* Start *

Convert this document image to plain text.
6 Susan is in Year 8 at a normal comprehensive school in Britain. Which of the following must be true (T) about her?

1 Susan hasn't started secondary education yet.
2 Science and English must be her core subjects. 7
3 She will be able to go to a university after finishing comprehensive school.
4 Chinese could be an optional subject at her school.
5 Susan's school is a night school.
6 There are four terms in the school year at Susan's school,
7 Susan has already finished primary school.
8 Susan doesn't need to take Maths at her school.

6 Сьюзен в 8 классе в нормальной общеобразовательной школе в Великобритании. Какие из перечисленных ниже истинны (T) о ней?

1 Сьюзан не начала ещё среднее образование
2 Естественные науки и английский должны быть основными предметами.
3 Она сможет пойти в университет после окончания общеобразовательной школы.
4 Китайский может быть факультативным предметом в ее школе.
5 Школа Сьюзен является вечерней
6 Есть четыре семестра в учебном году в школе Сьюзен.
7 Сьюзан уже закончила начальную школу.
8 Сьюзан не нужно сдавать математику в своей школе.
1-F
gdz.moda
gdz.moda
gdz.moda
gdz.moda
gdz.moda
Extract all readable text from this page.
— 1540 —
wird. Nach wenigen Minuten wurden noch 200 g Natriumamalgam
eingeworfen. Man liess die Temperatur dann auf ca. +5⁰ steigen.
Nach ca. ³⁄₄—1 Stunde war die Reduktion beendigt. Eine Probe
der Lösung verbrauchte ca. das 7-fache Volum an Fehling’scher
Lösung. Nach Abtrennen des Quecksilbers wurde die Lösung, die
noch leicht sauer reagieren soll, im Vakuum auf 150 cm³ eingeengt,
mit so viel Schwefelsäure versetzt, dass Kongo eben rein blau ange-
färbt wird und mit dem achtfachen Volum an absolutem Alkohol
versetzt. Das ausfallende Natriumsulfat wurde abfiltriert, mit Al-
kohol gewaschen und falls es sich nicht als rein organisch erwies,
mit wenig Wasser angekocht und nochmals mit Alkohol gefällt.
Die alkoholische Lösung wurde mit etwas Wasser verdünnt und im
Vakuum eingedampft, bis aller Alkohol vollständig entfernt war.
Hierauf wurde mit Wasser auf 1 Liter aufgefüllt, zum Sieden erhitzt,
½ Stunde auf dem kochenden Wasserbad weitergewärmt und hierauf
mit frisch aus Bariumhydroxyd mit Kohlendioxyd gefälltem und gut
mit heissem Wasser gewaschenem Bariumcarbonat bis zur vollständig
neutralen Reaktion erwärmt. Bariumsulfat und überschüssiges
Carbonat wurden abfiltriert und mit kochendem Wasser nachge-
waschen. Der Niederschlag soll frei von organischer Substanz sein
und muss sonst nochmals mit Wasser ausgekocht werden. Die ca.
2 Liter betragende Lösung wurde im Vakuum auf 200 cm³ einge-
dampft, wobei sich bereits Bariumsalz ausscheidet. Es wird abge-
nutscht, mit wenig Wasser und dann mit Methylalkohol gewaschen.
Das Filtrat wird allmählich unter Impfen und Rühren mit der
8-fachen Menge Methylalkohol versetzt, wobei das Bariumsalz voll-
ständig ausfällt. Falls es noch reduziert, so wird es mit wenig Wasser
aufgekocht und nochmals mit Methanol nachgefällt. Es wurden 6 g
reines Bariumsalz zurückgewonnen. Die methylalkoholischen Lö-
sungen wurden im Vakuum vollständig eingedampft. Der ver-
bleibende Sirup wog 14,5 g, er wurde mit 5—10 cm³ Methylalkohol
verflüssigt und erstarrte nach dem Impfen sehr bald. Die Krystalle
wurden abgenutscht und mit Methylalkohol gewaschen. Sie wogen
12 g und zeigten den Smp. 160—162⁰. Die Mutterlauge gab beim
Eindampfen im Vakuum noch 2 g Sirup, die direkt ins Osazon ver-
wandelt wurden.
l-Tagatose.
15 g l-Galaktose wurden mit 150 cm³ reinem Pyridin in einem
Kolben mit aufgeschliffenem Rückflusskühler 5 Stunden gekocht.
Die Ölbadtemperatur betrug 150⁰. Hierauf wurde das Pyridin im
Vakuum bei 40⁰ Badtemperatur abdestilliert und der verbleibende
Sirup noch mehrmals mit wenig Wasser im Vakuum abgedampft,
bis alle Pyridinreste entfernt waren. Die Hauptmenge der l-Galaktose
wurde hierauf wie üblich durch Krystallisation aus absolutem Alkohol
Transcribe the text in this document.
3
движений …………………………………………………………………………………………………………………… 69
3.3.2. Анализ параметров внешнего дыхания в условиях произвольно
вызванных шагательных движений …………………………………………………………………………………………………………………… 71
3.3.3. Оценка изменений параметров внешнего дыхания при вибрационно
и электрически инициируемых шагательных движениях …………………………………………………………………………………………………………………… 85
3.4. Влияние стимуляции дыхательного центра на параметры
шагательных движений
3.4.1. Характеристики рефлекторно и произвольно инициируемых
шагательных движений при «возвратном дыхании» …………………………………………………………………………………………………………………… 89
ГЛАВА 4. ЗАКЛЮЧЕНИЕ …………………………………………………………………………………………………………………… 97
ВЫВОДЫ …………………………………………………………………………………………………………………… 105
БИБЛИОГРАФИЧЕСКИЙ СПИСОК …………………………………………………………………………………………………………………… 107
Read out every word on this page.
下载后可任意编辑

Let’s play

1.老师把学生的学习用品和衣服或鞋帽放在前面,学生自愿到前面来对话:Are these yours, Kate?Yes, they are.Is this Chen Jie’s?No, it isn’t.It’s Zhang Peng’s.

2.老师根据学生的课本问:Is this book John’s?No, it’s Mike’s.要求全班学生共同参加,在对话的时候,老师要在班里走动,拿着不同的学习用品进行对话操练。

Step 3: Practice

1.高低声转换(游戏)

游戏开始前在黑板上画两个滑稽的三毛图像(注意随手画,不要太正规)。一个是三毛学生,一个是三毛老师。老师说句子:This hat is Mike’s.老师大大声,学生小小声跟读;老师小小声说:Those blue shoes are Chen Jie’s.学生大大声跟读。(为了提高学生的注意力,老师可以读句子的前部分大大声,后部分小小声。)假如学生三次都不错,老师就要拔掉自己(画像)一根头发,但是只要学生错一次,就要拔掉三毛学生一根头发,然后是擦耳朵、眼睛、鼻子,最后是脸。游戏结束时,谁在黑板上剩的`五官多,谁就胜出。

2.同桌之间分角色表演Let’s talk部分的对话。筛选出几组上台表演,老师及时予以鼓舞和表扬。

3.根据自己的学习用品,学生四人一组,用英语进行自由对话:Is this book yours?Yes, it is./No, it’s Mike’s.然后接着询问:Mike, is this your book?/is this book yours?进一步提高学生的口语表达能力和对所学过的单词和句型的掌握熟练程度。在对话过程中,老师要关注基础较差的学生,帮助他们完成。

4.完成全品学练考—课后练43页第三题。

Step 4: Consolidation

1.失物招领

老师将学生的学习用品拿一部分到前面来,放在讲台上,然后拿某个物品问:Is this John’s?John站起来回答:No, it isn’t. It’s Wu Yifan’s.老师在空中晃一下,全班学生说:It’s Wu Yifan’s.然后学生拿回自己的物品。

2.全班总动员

* End *

▶ **Required task**: Print the entries exactly. Include every one.

▶ **Result of the task**:
Convert this document image to plain text.
6 Susan is in Year 8 at a normal comprehensive school in Britain. Which of the following must be true (T) about her?

1 Susan hasn't started secondary education yet.
2 Science and English must be her core subjects. 7
3 She will be able to go to a university after finishing comprehensive school.
4 Chinese could be an optional subject at her school.
5 Susan's school is a night school.
6 There are four terms in the school year at Susan's school,
7 Susan has already finished primary school.
8 Susan doesn't need to take Maths at her school.

6 Сьюзен в 8 классе в нормальной общеобразовательной школе в Великобритании. Какие из перечисленных ниже истинны (T) о ней?

1 Сьюзан не начала ещё среднее образование
2 Естественные науки и английский должны быть основными предметами.
3 Она сможет пойти в университет после окончания общеобразовательной школы.
4 Китайский может быть факультативным предметом в ее школе.
5 Школа Сьюзен является вечерней
6 Есть четыре семестра в учебном году в школе Сьюзен.
7 Сьюзан уже закончила начальную школу.
8 Сьюзан не нужно сдавать математику в своей школе.
1-F
gdz.moda
gdz.moda
gdz.moda
gdz.moda
gdz.moda
Extract all readable text from this page.
— 1540 —
wird. Nach wenigen Minuten wurden noch 200 g Natriumamalgam
eingeworfen. Man liess die Temperatur dann auf ca. +5⁰ steigen.
Nach ca. ³⁄₄—1 Stunde war die Reduktion beendigt. Eine Probe
der Lösung verbrauchte ca. das 7-fache Volum an Fehling’scher
Lösung. Nach Abtrennen des Quecksilbers wurde die Lösung, die
noch leicht sauer reagieren soll, im Vakuum auf 150 cm³ eingeengt,
mit so viel Schwefelsäure versetzt, dass Kongo eben rein blau ange-
färbt wird und mit dem achtfachen Volum an absolutem Alkohol
versetzt. Das ausfallende Natriumsulfat wurde abfiltriert, mit Al-
kohol gewaschen und falls es sich nicht als rein organisch erwies,
mit wenig Wasser angekocht und nochmals mit Alkohol gefällt.
Die alkoholische Lösung wurde mit etwas Wasser verdünnt und im
Vakuum eingedampft, bis aller Alkohol vollständig entfernt war.
Hierauf wurde mit Wasser auf 1 Liter aufgefüllt, zum Sieden erhitzt,
½ Stunde auf dem kochenden Wasserbad weitergewärmt und hierauf
mit frisch aus Bariumhydroxyd mit Kohlendioxyd gefälltem und gut
mit heissem Wasser gewaschenem Bariumcarbonat bis zur vollständig
neutralen Reaktion erwärmt. Bariumsulfat und überschüssiges
Carbonat wurden abfiltriert und mit kochendem Wasser nachge-
waschen. Der Niederschlag soll frei von organischer Substanz sein
und muss sonst nochmals mit Wasser ausgekocht werden. Die ca.
2 Liter betragende Lösung wurde im Vakuum auf 200 cm³ einge-
dampft, wobei sich bereits Bariumsalz ausscheidet. Es wird abge-
nutscht, mit wenig Wasser und dann mit Methylalkohol gewaschen.
Das Filtrat wird allmählich unter Impfen und Rühren mit der
8-fachen Menge Methylalkohol versetzt, wobei das Bariumsalz voll-
ständig ausfällt. Falls es noch reduziert, so wird es mit wenig Wasser
aufgekocht und nochmals mit Methanol nachgefällt. Es wurden 6 g
reines Bariumsalz zurückgewonnen. Die methylalkoholischen Lö-
sungen wurden im Vakuum vollständig eingedampft. Der ver-
bleibende Sirup wog 14,5 g, er wurde mit 5—10 cm³ Methylalkohol
verflüssigt und erstarrte nach dem Impfen sehr bald. Die Krystalle
wurden abgenutscht und mit Methylalkohol gewaschen. Sie wogen
12 g und zeigten den Smp. 160—162⁰. Die Mutterlauge gab beim
Eindampfen im Vakuum noch 2 g Sirup, die direkt ins Osazon ver-
wandelt wurden.
l-Tagatose.
15 g l-Galaktose wurden mit 150 cm³ reinem Pyridin in einem
Kolben mit aufgeschliffenem Rückflusskühler 5 Stunden gekocht.
Die Ölbadtemperatur betrug 150⁰. Hierauf wurde das Pyridin im
Vakuum bei 40⁰ Badtemperatur abdestilliert und der verbleibende
Sirup noch mehrmals mit wenig Wasser im Vakuum abgedampft,
bis alle Pyridinreste entfernt waren. Die Hauptmenge der l-Galaktose
wurde hierauf wie üblich durch Krystallisation aus absolutem Alkohol
Transcribe the text in this document.
3
движений …………………………………………………………………………………………………………………… 69
3.3.2. Анализ параметров внешнего дыхания в условиях произвольно
вызванных шагательных движений …………………………………………………………………………………………………………………… 71
3.3.3. Оценка изменений параметров внешнего дыхания при вибрационно
и электрически инициируемых шагательных движениях …………………………………………………………………………………………………………………… 85
3.4. Влияние стимуляции дыхательного центра на параметры
шагательных движений
3.4.1. Характеристики рефлекторно и произвольно инициируемых
шагательных движений при «возвратном дыхании» …………………………………………………………………………………………………………………… 89
ГЛАВА 4. ЗАКЛЮЧЕНИЕ …………………………………………………………………………………………………………………… 97
ВЫВОДЫ …………………………………………………………………………………………………………………… 105
БИБЛИОГРАФИЧЕСКИЙ СПИСОК …………………………………………………………………………………………………………………… 107
Read out every word on this page.
下载后可任意编辑

Let’s play

1.老师把学生的学习用品和衣服或鞋帽放在前面,学生自愿到前面来对话:Are these yours, Kate?Yes, they are.Is this Chen Jie’s?No, it isn’t.It’s Zhang Peng’s.

2.老师根据学生的课本问:Is this book John’s?No, it’s Mike’s.要求全班学生共同参加,在对话的时候,老师要在班里走动,拿着不同的学习用品进行对话操练。

Step 3: Practice

1.高低声转换(游戏)

游戏开始前在黑板上画两个滑稽的三毛图像(注意随手画,不要太正规)。一个是三毛学生,一个是三毛老师。老师说句子:This hat is Mike’s.老师大大声,学生小小声跟读;老师小小声说:Those blue shoes are Chen Jie’s.学生大大声跟读。(为了提高学生的注意力,老师可以读句子的前部分大大声,后部分小小声。)假如学生三次都不错,老师就要拔掉自己(画像)一根头发,但是只要学生错一次,就要拔掉三毛学生一根头发,然后是擦耳朵、眼睛、鼻子,最后是脸。游戏结束时,谁在黑板上剩的`五官多,谁就胜出。

2.同桌之间分角色表演Let’s talk部分的对话。筛选出几组上台表演,老师及时予以鼓舞和表扬。

3.根据自己的学习用品,学生四人一组,用英语进行自由对话:Is this book yours?Yes, it is./No, it’s Mike’s.然后接着询问:Mike, is this your book?/is this book yours?进一步提高学生的口语表达能力和对所学过的单词和句型的掌握熟练程度。在对话过程中,老师要关注基础较差的学生,帮助他们完成。

4.完成全品学练考—课后练43页第三题。

Step 4: Consolidation

1.失物招领

老师将学生的学习用品拿一部分到前面来,放在讲台上,然后拿某个物品问:Is this John’s?John站起来回答:No, it isn’t. It’s Wu Yifan’s.老师在空中晃一下,全班学生说:It’s Wu Yifan’s.然后学生拿回自己的物品。

2.全班总动员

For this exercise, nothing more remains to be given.